--- DATA EXTRACT ---
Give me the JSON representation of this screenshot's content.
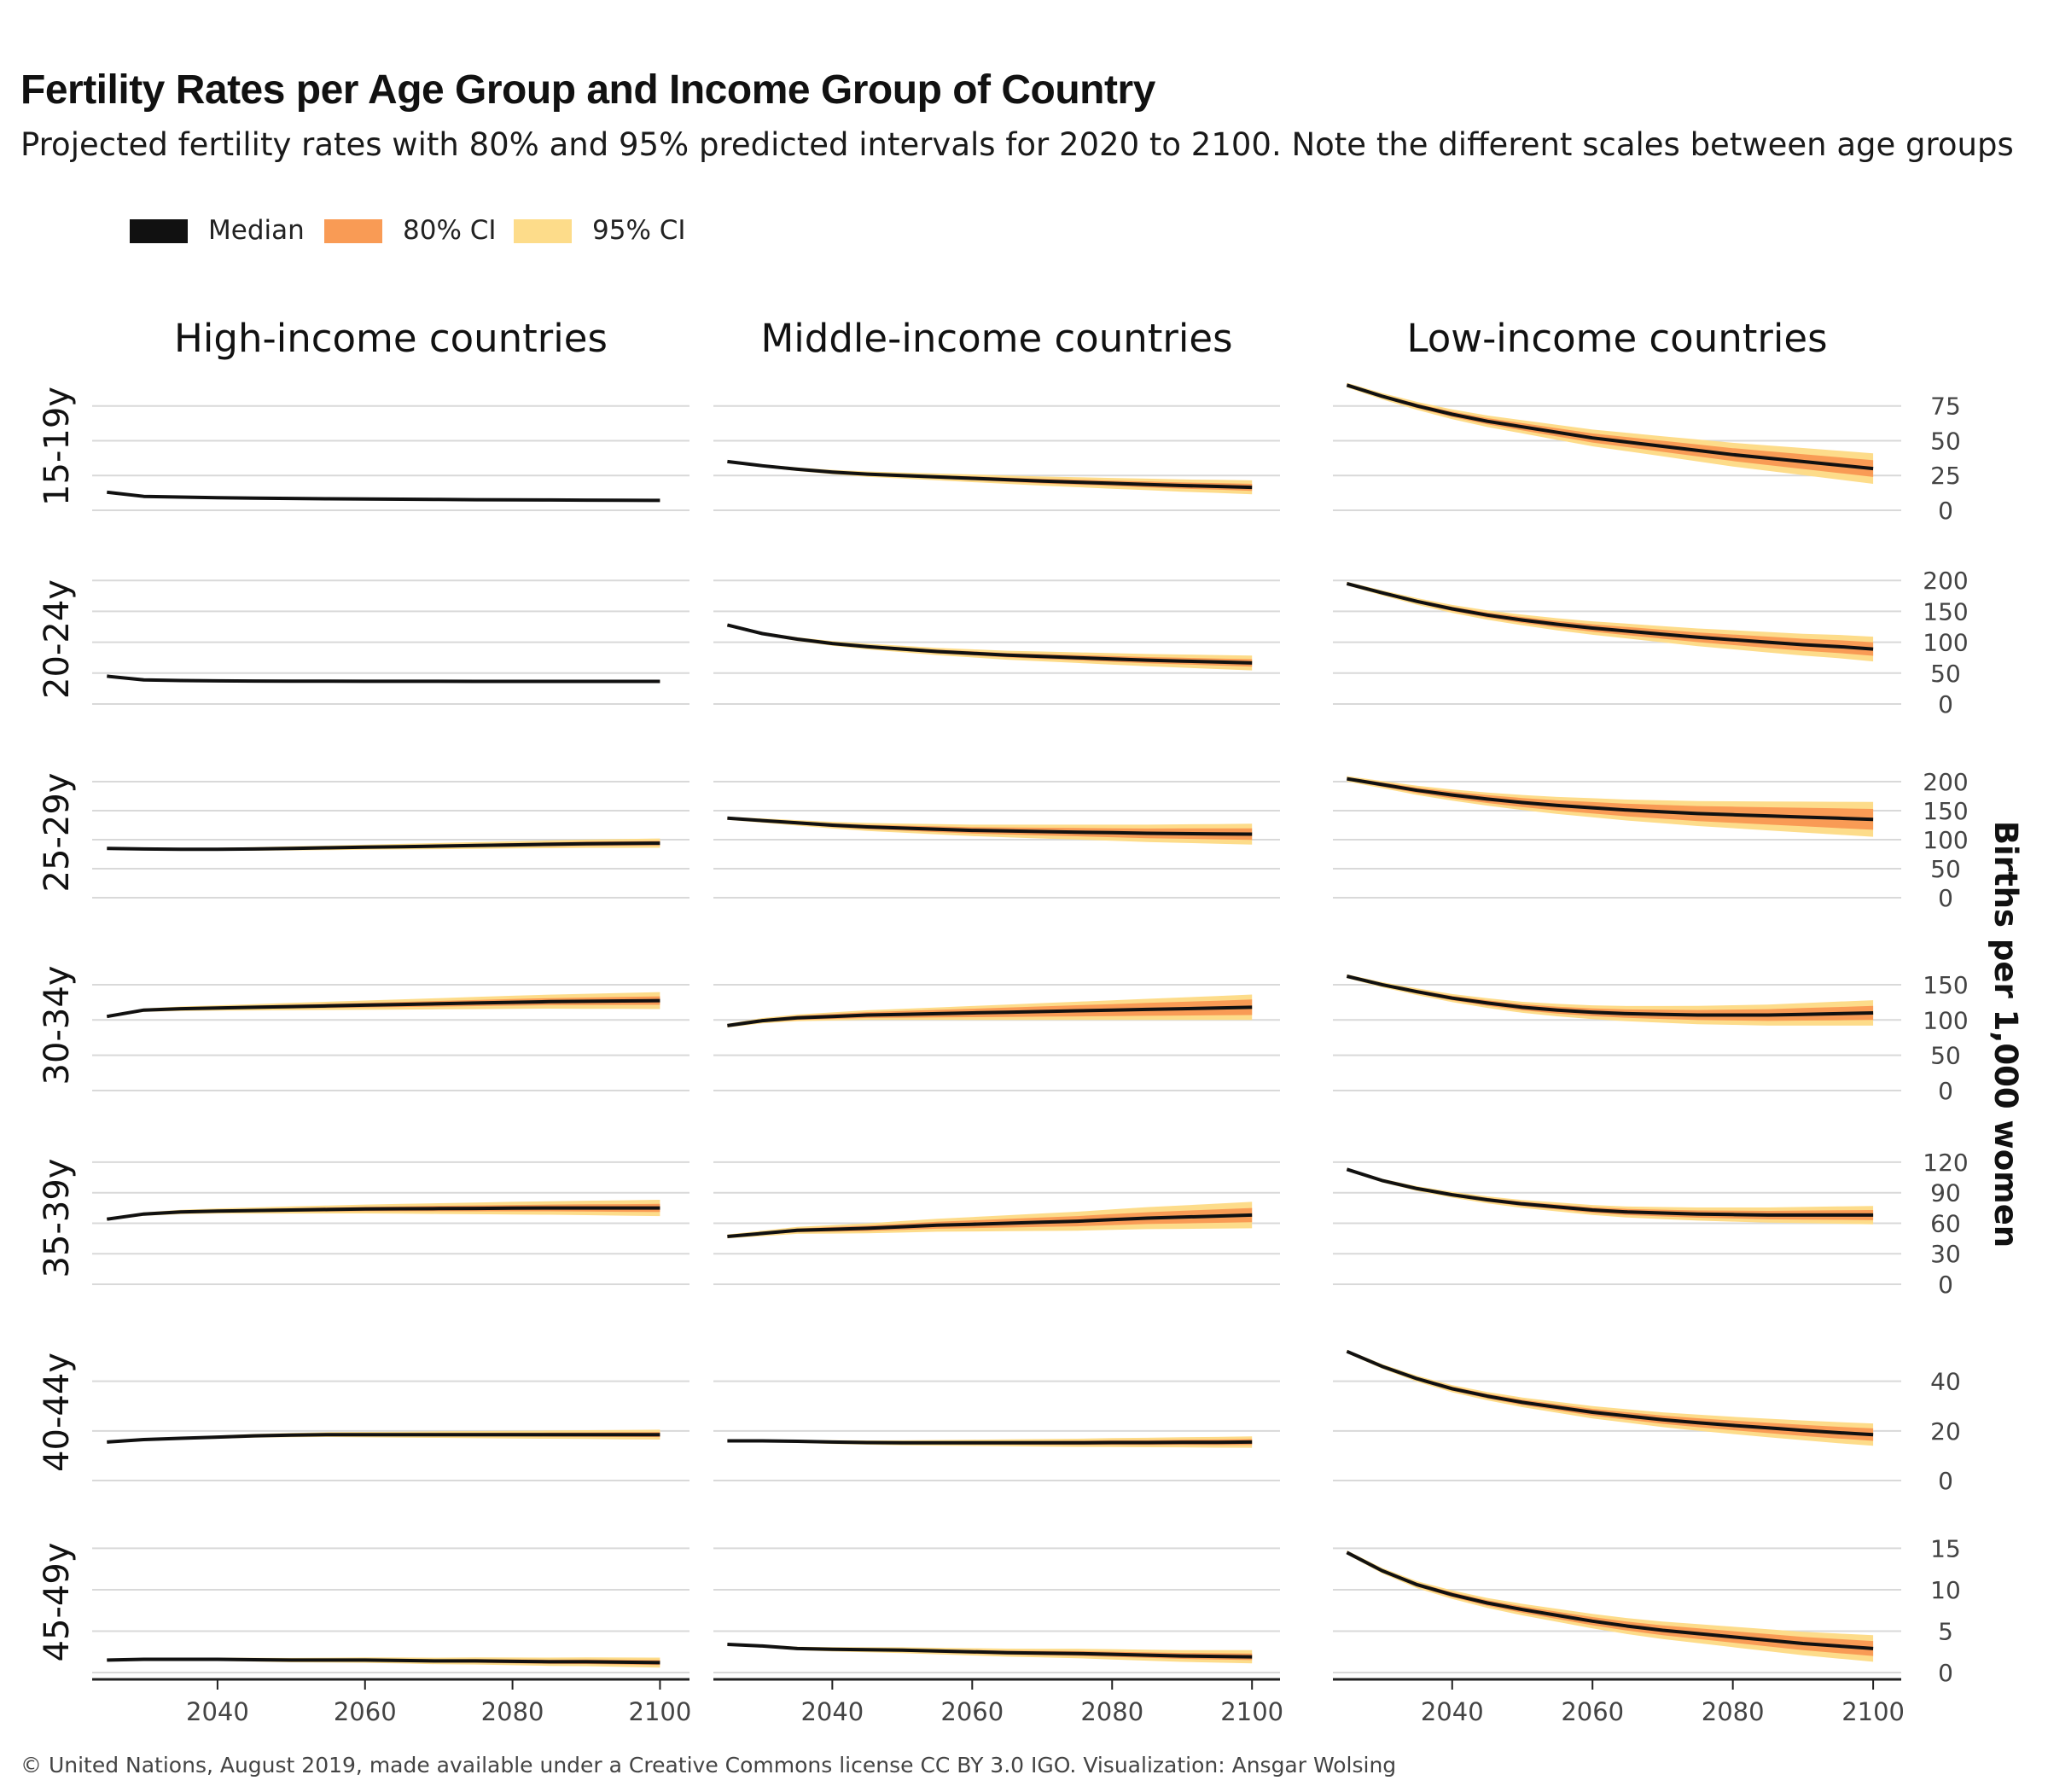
{
  "header": {
    "title": "Fertility Rates per Age Group and Income Group of Country",
    "subtitle": "Projected fertility rates with 80% and 95% predicted intervals for 2020 to 2100. Note the different scales between age groups"
  },
  "caption": "© United Nations, August 2019, made available under a Creative Commons license CC BY 3.0 IGO. Visualization: Ansgar Wolsing",
  "colors": {
    "median": "#111111",
    "ci80": "#f99b55",
    "ci95": "#fddc8a",
    "grid": "#d9d9d9",
    "axis": "#222222"
  },
  "chart_data": {
    "type": "line",
    "x": [
      2025,
      2030,
      2035,
      2040,
      2045,
      2050,
      2055,
      2060,
      2065,
      2070,
      2075,
      2080,
      2085,
      2090,
      2095,
      2100
    ],
    "x_ticks": [
      2040,
      2060,
      2080,
      2100
    ],
    "xlim": [
      2023,
      2104
    ],
    "ylabel": "Births per 1,000 women",
    "legend": {
      "position": "top-left",
      "entries": [
        "Median",
        "80% CI",
        "95% CI"
      ]
    },
    "columns": [
      "High-income countries",
      "Middle-income countries",
      "Low-income countries"
    ],
    "rows": [
      {
        "label": "15-19y",
        "ylim": [
          0,
          92
        ],
        "ticks": [
          0,
          25,
          50,
          75
        ],
        "series": [
          {
            "median": [
              13,
              10,
              9.5,
              9,
              8.8,
              8.5,
              8.3,
              8.1,
              8,
              7.8,
              7.6,
              7.5,
              7.4,
              7.3,
              7.2,
              7.1
            ],
            "w80": 0.4,
            "w95": 0.8
          },
          {
            "median": [
              35,
              32,
              29.5,
              27.5,
              26,
              25,
              24,
              23,
              22,
              21,
              20.2,
              19.4,
              18.6,
              17.8,
              17.2,
              16.5
            ],
            "w80": 2.5,
            "w95": 5
          },
          {
            "median": [
              90,
              82,
              75,
              69,
              64,
              60,
              56,
              52,
              49,
              46,
              43,
              40,
              37.5,
              35,
              32.5,
              30
            ],
            "w80": 6,
            "w95": 11
          }
        ]
      },
      {
        "label": "20-24y",
        "ylim": [
          0,
          210
        ],
        "ticks": [
          0,
          50,
          100,
          150,
          200
        ],
        "series": [
          {
            "median": [
              45,
              39,
              38,
              37.5,
              37.2,
              37,
              36.9,
              36.8,
              36.7,
              36.7,
              36.6,
              36.6,
              36.6,
              36.6,
              36.6,
              36.6
            ],
            "w80": 0.8,
            "w95": 1.5
          },
          {
            "median": [
              128,
              114,
              105,
              98,
              93,
              89,
              85,
              82,
              79,
              77,
              75,
              73,
              71,
              69.5,
              68,
              66.5
            ],
            "w80": 6,
            "w95": 12
          },
          {
            "median": [
              195,
              180,
              166,
              154,
              144,
              136,
              129,
              123,
              118,
              113,
              108,
              104,
              100,
              96,
              93,
              89
            ],
            "w80": 11,
            "w95": 20
          }
        ]
      },
      {
        "label": "25-29y",
        "ylim": [
          0,
          225
        ],
        "ticks": [
          0,
          50,
          100,
          150,
          200
        ],
        "series": [
          {
            "median": [
              85,
              84,
              83.5,
              83.5,
              84,
              85,
              86,
              87,
              88,
              89,
              90,
              91,
              92,
              93,
              93.5,
              94
            ],
            "w80": 4,
            "w95": 8
          },
          {
            "median": [
              137,
              133,
              129,
              125,
              122,
              120,
              118,
              116,
              115,
              114,
              113,
              112,
              111,
              110.5,
              110,
              109.5
            ],
            "w80": 10,
            "w95": 18
          },
          {
            "median": [
              205,
              195,
              185,
              177,
              170,
              164,
              159,
              155,
              151,
              148,
              145,
              143,
              141,
              139,
              137,
              135
            ],
            "w80": 18,
            "w95": 30
          }
        ]
      },
      {
        "label": "30-34y",
        "ylim": [
          0,
          185
        ],
        "ticks": [
          0,
          50,
          100,
          150
        ],
        "series": [
          {
            "median": [
              105,
              114,
              116,
              117,
              118,
              119,
              120,
              121,
              122,
              123,
              124,
              125,
              126,
              126.5,
              127,
              127.5
            ],
            "w80": 6,
            "w95": 12
          },
          {
            "median": [
              92,
              99,
              103,
              105,
              107,
              108,
              109,
              110,
              111,
              112,
              113,
              114,
              115,
              116,
              117,
              118
            ],
            "w80": 11,
            "w95": 18
          },
          {
            "median": [
              162,
              150,
              140,
              131,
              124,
              118,
              114,
              111,
              109,
              108,
              107,
              107,
              107,
              108,
              109,
              110
            ],
            "w80": 10,
            "w95": 18
          }
        ]
      },
      {
        "label": "35-39y",
        "ylim": [
          0,
          130
        ],
        "ticks": [
          0,
          30,
          60,
          90,
          120
        ],
        "series": [
          {
            "median": [
              64,
              69,
              71,
              72,
              72.5,
              73,
              73.5,
              74,
              74.2,
              74.4,
              74.6,
              74.8,
              75,
              75,
              75,
              75
            ],
            "w80": 4,
            "w95": 8
          },
          {
            "median": [
              47,
              50,
              53,
              54,
              55,
              56.5,
              58,
              59,
              60,
              61,
              62,
              63.5,
              65,
              66,
              67,
              68
            ],
            "w80": 7,
            "w95": 13
          },
          {
            "median": [
              113,
              102,
              94,
              88,
              83,
              79,
              76,
              73,
              71,
              70,
              69,
              68.5,
              68,
              68,
              68,
              68
            ],
            "w80": 5,
            "w95": 9
          }
        ]
      },
      {
        "label": "40-44y",
        "ylim": [
          0,
          55
        ],
        "ticks": [
          0,
          20,
          40
        ],
        "series": [
          {
            "median": [
              15.5,
              16.5,
              17,
              17.5,
              18,
              18.3,
              18.5,
              18.5,
              18.5,
              18.5,
              18.5,
              18.5,
              18.5,
              18.5,
              18.5,
              18.5
            ],
            "w80": 1,
            "w95": 2
          },
          {
            "median": [
              16,
              16,
              15.8,
              15.5,
              15.3,
              15.2,
              15.2,
              15.2,
              15.2,
              15.2,
              15.2,
              15.3,
              15.3,
              15.4,
              15.4,
              15.5
            ],
            "w80": 1.2,
            "w95": 2.3
          },
          {
            "median": [
              52,
              46,
              41,
              37,
              34,
              31.5,
              29.5,
              27.5,
              26,
              24.5,
              23.3,
              22.2,
              21.2,
              20.2,
              19.3,
              18.5
            ],
            "w80": 2.5,
            "w95": 4.5
          }
        ]
      },
      {
        "label": "45-49y",
        "ylim": [
          0,
          17
        ],
        "ticks": [
          0,
          5,
          10,
          15
        ],
        "series": [
          {
            "median": [
              1.5,
              1.6,
              1.6,
              1.6,
              1.55,
              1.5,
              1.5,
              1.5,
              1.45,
              1.4,
              1.4,
              1.35,
              1.3,
              1.3,
              1.25,
              1.2
            ],
            "w80": 0.3,
            "w95": 0.6
          },
          {
            "median": [
              3.4,
              3.2,
              2.9,
              2.8,
              2.75,
              2.7,
              2.6,
              2.5,
              2.4,
              2.35,
              2.3,
              2.2,
              2.1,
              2.0,
              1.95,
              1.9
            ],
            "w80": 0.4,
            "w95": 0.8
          },
          {
            "median": [
              14.5,
              12.3,
              10.6,
              9.4,
              8.4,
              7.6,
              6.9,
              6.2,
              5.6,
              5.1,
              4.7,
              4.3,
              3.9,
              3.5,
              3.2,
              2.9
            ],
            "w80": 0.9,
            "w95": 1.6
          }
        ]
      }
    ]
  }
}
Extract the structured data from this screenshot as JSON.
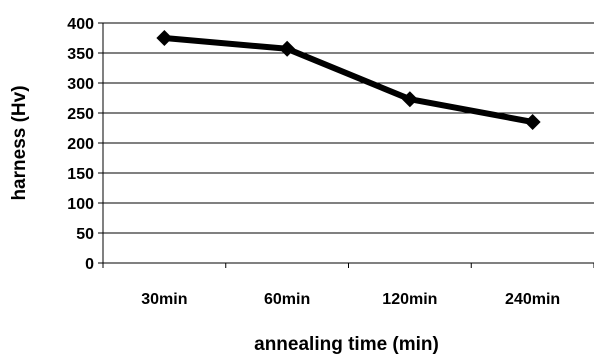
{
  "chart_data": {
    "type": "line",
    "title": "",
    "xlabel": "annealing time (min)",
    "ylabel": "harness (Hv)",
    "categories": [
      "30min",
      "60min",
      "120min",
      "240min"
    ],
    "series": [
      {
        "values": [
          375,
          357,
          273,
          235
        ],
        "color": "#000000",
        "marker": "diamond"
      }
    ],
    "ylim": [
      0,
      400
    ],
    "yticks": [
      0,
      50,
      100,
      150,
      200,
      250,
      300,
      350,
      400
    ],
    "grid": "horizontal",
    "legend": "none"
  }
}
---
§ **EXERCISE**:
From the data above, show each line that contains "this".

§ **TASK OUTPUT**:
Give me the JSON representation of this screenshot's content.
Extract the structured data from this screenshot as JSON.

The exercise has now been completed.